# What you have to do
The answer is every line of the records that holds the word "abgebrochen", copied in full.

# Bounding box prediction data

______

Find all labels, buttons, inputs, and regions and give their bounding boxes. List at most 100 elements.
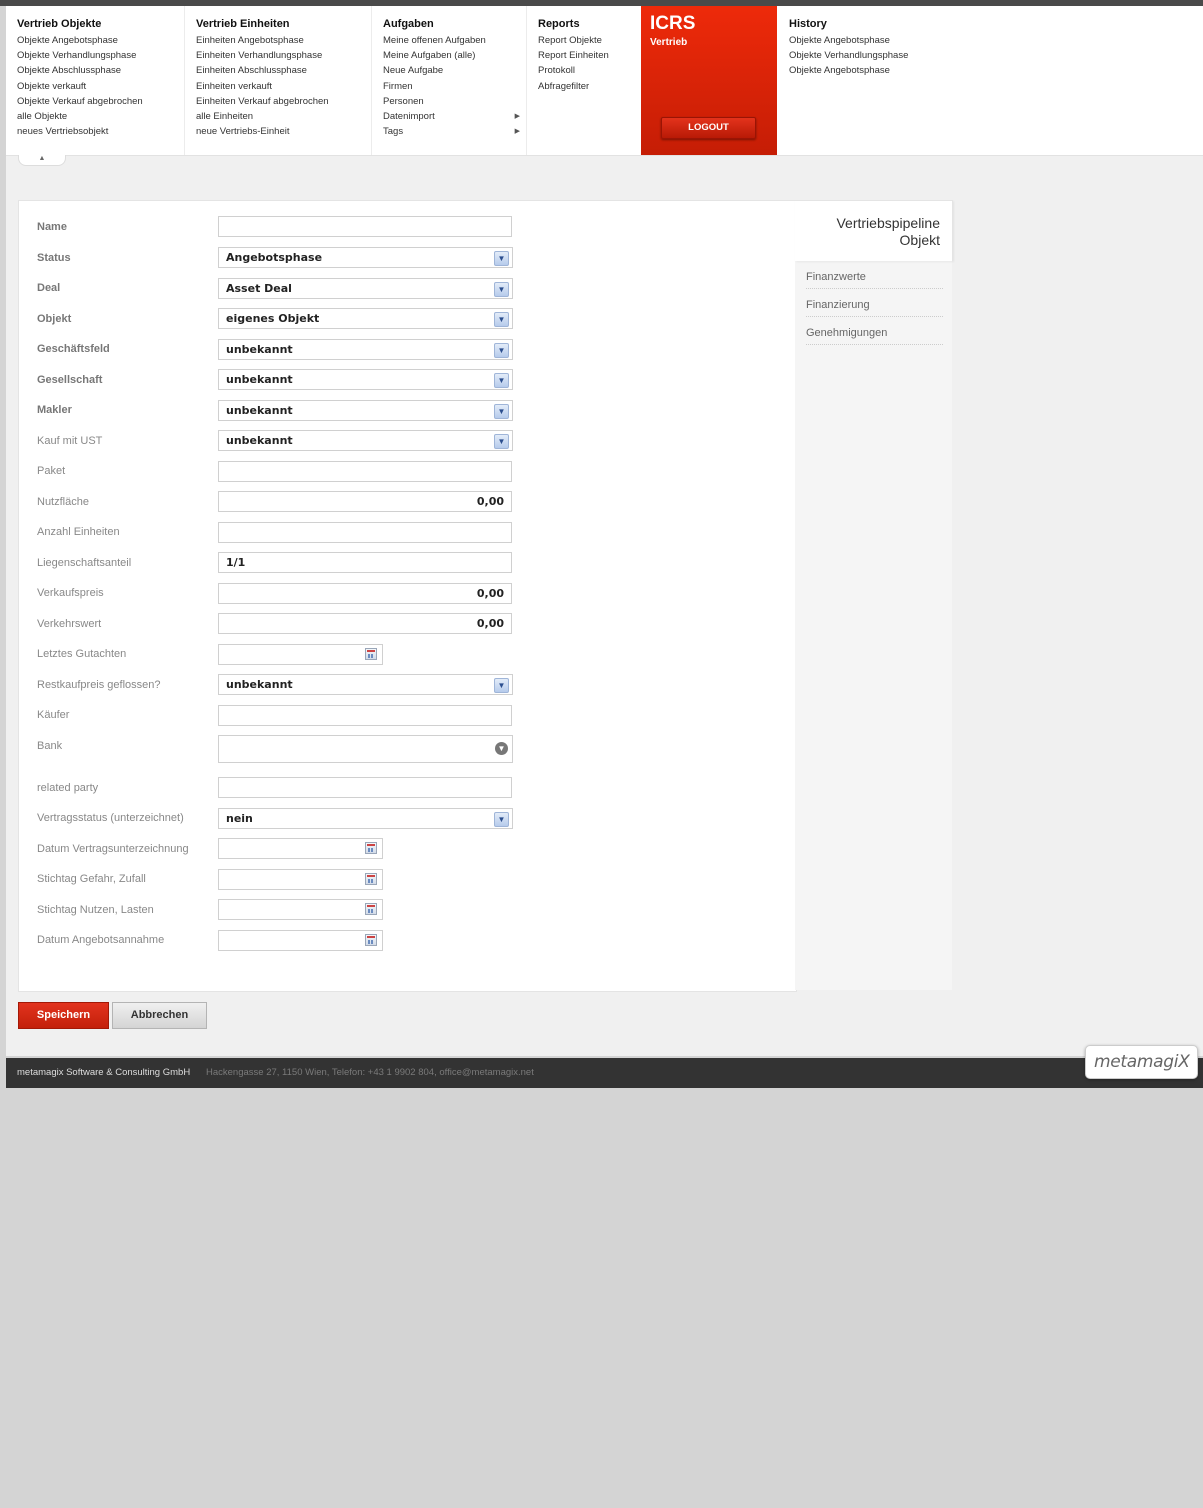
calendar-icon[interactable] — [365, 648, 377, 660]
kauf-mit-ust-select[interactable]: unbekannt ▼ — [218, 430, 513, 451]
menu-item[interactable]: Report Einheiten — [538, 48, 640, 63]
dropdown-arrow-icon[interactable]: ▼ — [494, 282, 509, 297]
sidebar-link-finanzwerte[interactable]: Finanzwerte — [806, 271, 943, 289]
restkaufpreis-select[interactable]: unbekannt ▼ — [218, 674, 513, 695]
history-item[interactable]: Objekte Angebotsphase — [789, 33, 978, 48]
menu-title: Vertrieb Einheiten — [196, 18, 290, 30]
calendar-icon[interactable] — [365, 873, 377, 885]
dropdown-arrow-icon[interactable]: ▼ — [494, 251, 509, 266]
status-select[interactable]: Angebotsphase ▼ — [218, 247, 513, 268]
nutzflaeche-label: Nutzfläche — [37, 496, 89, 508]
menu-item[interactable]: Protokoll — [538, 63, 640, 78]
dropdown-arrow-icon[interactable]: ▼ — [495, 742, 508, 755]
kaeufer-input[interactable] — [218, 705, 512, 726]
menu-item[interactable]: Personen — [383, 94, 526, 109]
liegenschaftsanteil-label: Liegenschaftsanteil — [37, 557, 132, 569]
dropdown-arrow-icon[interactable]: ▼ — [494, 434, 509, 449]
tab-title-line1: Vertriebspipeline — [836, 215, 940, 231]
vertragsstatus-select[interactable]: nein ▼ — [218, 808, 513, 829]
related-party-input[interactable] — [218, 777, 512, 798]
verkaufspreis-input[interactable]: 0,00 — [218, 583, 512, 604]
menu-item[interactable]: Einheiten verkauft — [196, 79, 371, 94]
tab-vertriebspipeline-objekt[interactable]: Vertriebspipeline Objekt — [795, 200, 953, 261]
calendar-icon[interactable] — [365, 903, 377, 915]
menu-item[interactable]: alle Objekte — [17, 109, 184, 124]
menu-item[interactable]: Meine Aufgaben (alle) — [383, 48, 526, 63]
dropdown-arrow-icon[interactable]: ▼ — [494, 373, 509, 388]
stichtag-nutzen-label: Stichtag Nutzen, Lasten — [37, 904, 154, 916]
menu-history: History Objekte Angebotsphase Objekte Ve… — [778, 6, 978, 155]
dropdown-arrow-icon[interactable]: ▼ — [494, 812, 509, 827]
stichtag-gefahr-date[interactable] — [218, 869, 383, 890]
verkehrswert-input[interactable]: 0,00 — [218, 613, 512, 634]
menu-item[interactable]: Einheiten Verhandlungsphase — [196, 48, 371, 63]
cancel-button[interactable]: Abbrechen — [112, 1002, 207, 1029]
menu-item[interactable]: neue Vertriebs-Einheit — [196, 124, 371, 139]
related-party-label: related party — [37, 782, 99, 794]
name-input[interactable] — [218, 216, 512, 237]
vertragsstatus-value: nein — [226, 812, 253, 825]
submenu-arrow-icon: ▶ — [514, 128, 520, 136]
history-item[interactable]: Objekte Verhandlungsphase — [789, 48, 978, 63]
menu-item[interactable]: neues Vertriebsobjekt — [17, 124, 184, 139]
collapse-menu-toggle[interactable]: ▲ — [18, 155, 66, 166]
verkehrswert-label: Verkehrswert — [37, 618, 102, 630]
datum-angebot-date[interactable] — [218, 930, 383, 951]
menu-title: Aufgaben — [383, 18, 434, 30]
stichtag-gefahr-label: Stichtag Gefahr, Zufall — [37, 873, 146, 885]
restkaufpreis-label: Restkaufpreis geflossen? — [37, 679, 161, 691]
logout-button[interactable]: LOGOUT — [661, 117, 756, 139]
menu-item[interactable]: Meine offenen Aufgaben — [383, 33, 526, 48]
geschaeftsfeld-value: unbekannt — [226, 343, 293, 356]
menu-item[interactable]: Einheiten Verkauf abgebrochen — [196, 94, 371, 109]
menu-item[interactable]: alle Einheiten — [196, 109, 371, 124]
nutzflaeche-input[interactable]: 0,00 — [218, 491, 512, 512]
verkaufspreis-label: Verkaufspreis — [37, 587, 104, 599]
menu-item[interactable]: Objekte Abschlussphase — [17, 63, 184, 78]
deal-select[interactable]: Asset Deal ▼ — [218, 278, 513, 299]
gesellschaft-select[interactable]: unbekannt ▼ — [218, 369, 513, 390]
letztes-gutachten-date[interactable] — [218, 644, 383, 665]
menu-title: Reports — [538, 18, 580, 30]
dropdown-arrow-icon[interactable]: ▼ — [494, 343, 509, 358]
dropdown-arrow-icon[interactable]: ▼ — [494, 678, 509, 693]
menu-item-label: Datenimport — [383, 111, 435, 123]
objekt-label: Objekt — [37, 313, 72, 325]
menu-item[interactable]: Report Objekte — [538, 33, 640, 48]
menu-item[interactable]: Abfragefilter — [538, 79, 640, 94]
dropdown-arrow-icon[interactable]: ▼ — [494, 404, 509, 419]
menu-item[interactable]: Firmen — [383, 79, 526, 94]
sidebar-link-genehmigungen[interactable]: Genehmigungen — [806, 327, 943, 345]
objekt-select[interactable]: eigenes Objekt ▼ — [218, 308, 513, 329]
menu-item[interactable]: Objekte Verkauf abgebrochen — [17, 94, 184, 109]
sidebar-link-finanzierung[interactable]: Finanzierung — [806, 299, 943, 317]
menu-item[interactable]: Objekte Angebotsphase — [17, 33, 184, 48]
geschaeftsfeld-select[interactable]: unbekannt ▼ — [218, 339, 513, 360]
calendar-icon[interactable] — [365, 934, 377, 946]
dropdown-arrow-icon[interactable]: ▼ — [494, 312, 509, 327]
menu-item-tags[interactable]: Tags ▶ — [383, 124, 526, 139]
datum-vertrag-date[interactable] — [218, 838, 383, 859]
calendar-icon[interactable] — [365, 842, 377, 854]
menu-title: History — [789, 18, 827, 30]
submenu-arrow-icon: ▶ — [514, 113, 520, 121]
menu-item[interactable]: Neue Aufgabe — [383, 63, 526, 78]
anzahl-einheiten-input[interactable] — [218, 522, 512, 543]
menu-item-label: Tags — [383, 126, 404, 138]
kaeufer-label: Käufer — [37, 709, 70, 721]
menu-item[interactable]: Einheiten Angebotsphase — [196, 33, 371, 48]
menu-item[interactable]: Objekte verkauft — [17, 79, 184, 94]
save-button[interactable]: Speichern — [18, 1002, 109, 1029]
makler-select[interactable]: unbekannt ▼ — [218, 400, 513, 421]
bank-select[interactable]: ▼ — [218, 735, 513, 763]
menu-item-datenimport[interactable]: Datenimport ▶ — [383, 109, 526, 124]
history-item[interactable]: Objekte Angebotsphase — [789, 63, 978, 78]
main-menu: Vertrieb Objekte Objekte Angebotsphase O… — [6, 6, 1203, 156]
menu-item[interactable]: Objekte Verhandlungsphase — [17, 48, 184, 63]
liegenschaftsanteil-input[interactable]: 1/1 — [218, 552, 512, 573]
menu-item[interactable]: Einheiten Abschlussphase — [196, 63, 371, 78]
stichtag-nutzen-date[interactable] — [218, 899, 383, 920]
paket-input[interactable] — [218, 461, 512, 482]
kauf-mit-ust-value: unbekannt — [226, 434, 293, 447]
letztes-gutachten-label: Letztes Gutachten — [37, 648, 127, 660]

______

# Solution to this problem
menu-item[interactable]: Einheiten Verkauf abgebrochen — [196, 94, 371, 109]
menu-item[interactable]: Objekte Verkauf abgebrochen — [17, 94, 184, 109]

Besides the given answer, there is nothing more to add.